• _STATED PROBLEM_
List every line in this data where the string "hatching" occurs.

• _DATA SHOWN_
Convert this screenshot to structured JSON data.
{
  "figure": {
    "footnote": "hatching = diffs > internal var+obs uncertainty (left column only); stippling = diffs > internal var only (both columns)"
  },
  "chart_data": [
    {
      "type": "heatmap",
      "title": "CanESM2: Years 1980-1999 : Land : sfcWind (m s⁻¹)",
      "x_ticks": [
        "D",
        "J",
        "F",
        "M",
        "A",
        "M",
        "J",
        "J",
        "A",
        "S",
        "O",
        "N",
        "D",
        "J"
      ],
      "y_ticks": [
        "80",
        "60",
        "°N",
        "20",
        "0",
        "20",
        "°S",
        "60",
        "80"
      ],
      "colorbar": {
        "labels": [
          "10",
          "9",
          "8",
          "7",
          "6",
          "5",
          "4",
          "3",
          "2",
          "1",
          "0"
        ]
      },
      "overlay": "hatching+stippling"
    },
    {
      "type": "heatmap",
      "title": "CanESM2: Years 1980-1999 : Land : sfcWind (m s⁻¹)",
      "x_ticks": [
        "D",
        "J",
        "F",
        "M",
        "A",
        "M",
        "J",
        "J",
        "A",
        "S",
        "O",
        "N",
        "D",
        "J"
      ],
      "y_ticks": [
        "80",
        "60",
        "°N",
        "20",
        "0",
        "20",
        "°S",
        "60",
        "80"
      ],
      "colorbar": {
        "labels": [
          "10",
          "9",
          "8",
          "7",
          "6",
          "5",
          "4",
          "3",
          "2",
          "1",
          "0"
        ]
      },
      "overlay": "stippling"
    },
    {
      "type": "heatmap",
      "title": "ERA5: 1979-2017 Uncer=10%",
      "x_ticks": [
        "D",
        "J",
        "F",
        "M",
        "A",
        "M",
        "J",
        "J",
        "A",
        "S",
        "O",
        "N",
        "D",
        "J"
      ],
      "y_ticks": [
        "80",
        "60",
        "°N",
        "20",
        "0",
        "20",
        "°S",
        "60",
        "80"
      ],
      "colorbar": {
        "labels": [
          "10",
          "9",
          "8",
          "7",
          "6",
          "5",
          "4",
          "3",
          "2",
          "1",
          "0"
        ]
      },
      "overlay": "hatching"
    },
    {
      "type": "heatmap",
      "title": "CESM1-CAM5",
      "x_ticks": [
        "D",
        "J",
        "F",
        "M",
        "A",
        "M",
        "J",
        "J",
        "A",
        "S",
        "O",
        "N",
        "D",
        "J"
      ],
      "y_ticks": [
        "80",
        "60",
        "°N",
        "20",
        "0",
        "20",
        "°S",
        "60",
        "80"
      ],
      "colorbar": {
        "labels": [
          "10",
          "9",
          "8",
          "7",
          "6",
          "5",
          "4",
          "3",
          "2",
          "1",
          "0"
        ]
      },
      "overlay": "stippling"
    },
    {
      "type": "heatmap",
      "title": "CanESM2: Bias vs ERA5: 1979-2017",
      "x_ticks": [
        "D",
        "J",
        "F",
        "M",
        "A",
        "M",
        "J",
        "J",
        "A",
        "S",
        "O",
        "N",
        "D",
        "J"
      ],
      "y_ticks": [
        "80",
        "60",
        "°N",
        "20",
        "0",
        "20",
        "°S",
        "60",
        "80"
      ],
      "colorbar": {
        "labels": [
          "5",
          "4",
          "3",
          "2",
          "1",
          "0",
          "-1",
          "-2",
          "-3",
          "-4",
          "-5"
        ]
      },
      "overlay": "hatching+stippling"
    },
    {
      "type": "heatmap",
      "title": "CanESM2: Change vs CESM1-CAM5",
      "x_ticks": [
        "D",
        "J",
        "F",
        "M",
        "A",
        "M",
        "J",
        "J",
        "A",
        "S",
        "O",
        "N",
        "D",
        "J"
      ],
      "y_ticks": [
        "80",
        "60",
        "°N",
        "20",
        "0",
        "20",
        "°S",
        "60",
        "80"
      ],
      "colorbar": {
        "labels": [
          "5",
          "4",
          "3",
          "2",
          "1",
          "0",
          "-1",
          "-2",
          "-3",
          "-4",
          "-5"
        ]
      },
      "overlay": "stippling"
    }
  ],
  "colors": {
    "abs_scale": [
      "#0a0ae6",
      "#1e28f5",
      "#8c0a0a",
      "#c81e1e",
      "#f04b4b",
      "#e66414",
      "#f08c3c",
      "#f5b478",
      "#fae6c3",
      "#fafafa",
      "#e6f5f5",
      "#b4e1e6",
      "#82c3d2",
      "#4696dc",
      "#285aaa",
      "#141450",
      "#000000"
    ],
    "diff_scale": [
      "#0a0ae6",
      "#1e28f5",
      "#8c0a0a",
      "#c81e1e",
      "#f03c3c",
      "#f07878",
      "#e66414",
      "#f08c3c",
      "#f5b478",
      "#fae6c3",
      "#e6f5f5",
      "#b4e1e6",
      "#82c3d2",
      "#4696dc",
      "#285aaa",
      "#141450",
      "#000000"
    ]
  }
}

• _RESPONSE_
    "footnote": "hatching = diffs > internal var+obs uncertainty (left column only); stippling = diffs > internal var only (both columns)"
      "overlay": "hatching+stippling"
      "overlay": "hatching"
      "overlay": "hatching+stippling"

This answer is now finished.